**Exercise**
From the entries below, tally how many lines contain "الله" and report only that figure.

-- Start of Exercise material --

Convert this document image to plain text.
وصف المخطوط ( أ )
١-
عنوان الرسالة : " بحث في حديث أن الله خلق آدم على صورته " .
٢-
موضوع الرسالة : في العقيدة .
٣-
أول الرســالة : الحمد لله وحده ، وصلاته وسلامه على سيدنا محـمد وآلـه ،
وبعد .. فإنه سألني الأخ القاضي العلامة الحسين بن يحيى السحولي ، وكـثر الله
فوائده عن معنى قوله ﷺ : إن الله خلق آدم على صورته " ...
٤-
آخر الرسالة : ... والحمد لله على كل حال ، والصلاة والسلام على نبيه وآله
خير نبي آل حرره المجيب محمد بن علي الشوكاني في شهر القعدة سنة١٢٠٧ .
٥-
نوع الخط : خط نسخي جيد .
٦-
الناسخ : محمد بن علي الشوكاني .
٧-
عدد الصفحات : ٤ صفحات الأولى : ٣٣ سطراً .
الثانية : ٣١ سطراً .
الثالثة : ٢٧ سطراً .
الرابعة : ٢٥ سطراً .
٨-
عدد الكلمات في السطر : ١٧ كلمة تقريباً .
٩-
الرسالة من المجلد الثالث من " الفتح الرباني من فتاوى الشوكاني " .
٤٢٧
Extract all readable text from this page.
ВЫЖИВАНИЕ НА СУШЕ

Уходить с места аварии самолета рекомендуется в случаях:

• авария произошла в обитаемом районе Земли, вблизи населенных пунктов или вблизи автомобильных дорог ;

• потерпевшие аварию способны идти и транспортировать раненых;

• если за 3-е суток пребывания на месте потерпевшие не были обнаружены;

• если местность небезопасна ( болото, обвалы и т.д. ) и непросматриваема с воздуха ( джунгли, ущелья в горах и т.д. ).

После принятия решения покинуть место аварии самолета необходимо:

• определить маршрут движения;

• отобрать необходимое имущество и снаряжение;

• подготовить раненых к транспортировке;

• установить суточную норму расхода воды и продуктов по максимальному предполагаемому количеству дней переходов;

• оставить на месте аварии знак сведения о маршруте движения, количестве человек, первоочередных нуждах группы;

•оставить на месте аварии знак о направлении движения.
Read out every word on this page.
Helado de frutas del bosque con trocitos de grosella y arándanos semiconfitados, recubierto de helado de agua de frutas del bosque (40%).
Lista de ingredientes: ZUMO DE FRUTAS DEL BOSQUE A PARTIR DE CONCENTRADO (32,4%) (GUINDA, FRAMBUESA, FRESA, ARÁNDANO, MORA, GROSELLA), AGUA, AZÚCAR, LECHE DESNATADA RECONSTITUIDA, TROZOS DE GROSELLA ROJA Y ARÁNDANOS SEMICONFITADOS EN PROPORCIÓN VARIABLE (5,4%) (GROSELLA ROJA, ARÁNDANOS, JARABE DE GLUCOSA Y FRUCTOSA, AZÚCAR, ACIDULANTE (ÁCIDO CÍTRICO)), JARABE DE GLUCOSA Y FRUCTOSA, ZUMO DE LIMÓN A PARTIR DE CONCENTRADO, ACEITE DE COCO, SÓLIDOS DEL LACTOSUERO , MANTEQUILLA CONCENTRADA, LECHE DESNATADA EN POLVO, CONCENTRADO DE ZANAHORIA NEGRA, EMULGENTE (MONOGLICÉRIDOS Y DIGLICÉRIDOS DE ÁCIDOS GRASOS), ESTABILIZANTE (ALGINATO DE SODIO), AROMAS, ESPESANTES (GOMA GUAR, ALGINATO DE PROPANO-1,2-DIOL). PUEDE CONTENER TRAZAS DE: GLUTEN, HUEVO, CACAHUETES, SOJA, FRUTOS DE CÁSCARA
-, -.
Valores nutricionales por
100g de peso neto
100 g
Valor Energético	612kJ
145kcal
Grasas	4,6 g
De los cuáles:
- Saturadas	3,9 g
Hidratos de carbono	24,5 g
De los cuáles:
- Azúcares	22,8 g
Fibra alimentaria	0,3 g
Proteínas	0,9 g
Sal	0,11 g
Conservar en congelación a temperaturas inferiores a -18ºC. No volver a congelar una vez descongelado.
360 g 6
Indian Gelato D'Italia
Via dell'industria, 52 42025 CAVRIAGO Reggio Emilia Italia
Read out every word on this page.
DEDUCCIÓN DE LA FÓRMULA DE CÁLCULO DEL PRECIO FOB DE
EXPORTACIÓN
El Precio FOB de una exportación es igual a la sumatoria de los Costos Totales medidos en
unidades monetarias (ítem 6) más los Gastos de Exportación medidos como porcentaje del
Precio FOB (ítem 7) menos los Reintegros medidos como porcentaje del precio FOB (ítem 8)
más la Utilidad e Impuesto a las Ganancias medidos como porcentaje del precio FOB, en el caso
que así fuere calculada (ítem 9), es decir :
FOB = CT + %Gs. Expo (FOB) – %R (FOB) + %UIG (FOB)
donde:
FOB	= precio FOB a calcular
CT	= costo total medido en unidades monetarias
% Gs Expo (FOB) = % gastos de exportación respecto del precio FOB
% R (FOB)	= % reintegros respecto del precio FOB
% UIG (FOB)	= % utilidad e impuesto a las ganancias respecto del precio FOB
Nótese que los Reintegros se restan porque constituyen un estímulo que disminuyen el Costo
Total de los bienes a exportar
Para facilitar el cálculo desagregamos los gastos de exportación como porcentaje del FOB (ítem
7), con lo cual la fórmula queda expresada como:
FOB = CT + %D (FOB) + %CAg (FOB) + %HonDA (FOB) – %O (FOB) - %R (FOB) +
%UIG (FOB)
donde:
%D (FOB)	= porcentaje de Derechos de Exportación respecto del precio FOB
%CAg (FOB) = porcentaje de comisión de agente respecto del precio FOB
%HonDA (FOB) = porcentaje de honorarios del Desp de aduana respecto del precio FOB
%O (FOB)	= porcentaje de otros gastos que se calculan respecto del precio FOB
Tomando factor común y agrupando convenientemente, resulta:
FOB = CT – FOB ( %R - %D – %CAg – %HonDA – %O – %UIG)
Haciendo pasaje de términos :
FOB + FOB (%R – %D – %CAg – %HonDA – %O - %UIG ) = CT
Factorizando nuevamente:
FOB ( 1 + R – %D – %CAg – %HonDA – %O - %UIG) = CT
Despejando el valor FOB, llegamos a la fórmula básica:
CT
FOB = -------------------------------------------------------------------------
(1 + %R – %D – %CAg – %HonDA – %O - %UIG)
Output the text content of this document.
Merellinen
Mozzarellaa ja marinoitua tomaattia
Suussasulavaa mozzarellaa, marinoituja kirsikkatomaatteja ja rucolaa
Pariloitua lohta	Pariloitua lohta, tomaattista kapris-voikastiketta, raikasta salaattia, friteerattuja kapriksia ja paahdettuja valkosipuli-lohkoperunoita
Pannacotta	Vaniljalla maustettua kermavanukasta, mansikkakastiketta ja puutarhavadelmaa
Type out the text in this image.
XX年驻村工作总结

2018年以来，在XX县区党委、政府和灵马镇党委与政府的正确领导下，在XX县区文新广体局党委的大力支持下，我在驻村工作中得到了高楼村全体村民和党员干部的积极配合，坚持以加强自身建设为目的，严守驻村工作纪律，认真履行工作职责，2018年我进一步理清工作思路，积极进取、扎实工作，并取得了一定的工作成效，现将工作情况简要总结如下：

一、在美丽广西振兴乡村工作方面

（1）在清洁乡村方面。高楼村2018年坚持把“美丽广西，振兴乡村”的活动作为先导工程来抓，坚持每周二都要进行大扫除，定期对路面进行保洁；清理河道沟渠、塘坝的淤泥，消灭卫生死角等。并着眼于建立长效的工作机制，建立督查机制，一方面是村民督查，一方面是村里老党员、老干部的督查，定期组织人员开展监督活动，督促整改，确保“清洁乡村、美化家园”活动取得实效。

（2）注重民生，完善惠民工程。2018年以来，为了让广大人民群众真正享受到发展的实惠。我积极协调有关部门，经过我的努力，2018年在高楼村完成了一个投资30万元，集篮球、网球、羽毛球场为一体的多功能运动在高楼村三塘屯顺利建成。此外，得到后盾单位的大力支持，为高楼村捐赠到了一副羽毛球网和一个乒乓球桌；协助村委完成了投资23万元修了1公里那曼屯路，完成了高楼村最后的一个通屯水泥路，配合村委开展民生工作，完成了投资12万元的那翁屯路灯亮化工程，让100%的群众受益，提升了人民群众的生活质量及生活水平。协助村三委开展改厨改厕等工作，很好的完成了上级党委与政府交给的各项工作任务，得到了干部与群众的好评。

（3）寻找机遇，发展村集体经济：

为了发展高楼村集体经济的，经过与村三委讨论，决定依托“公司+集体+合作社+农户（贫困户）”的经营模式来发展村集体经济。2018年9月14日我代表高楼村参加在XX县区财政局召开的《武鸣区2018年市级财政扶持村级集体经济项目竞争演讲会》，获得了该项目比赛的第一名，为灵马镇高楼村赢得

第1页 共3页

-- End of Exercise material --

**Result of this task**
3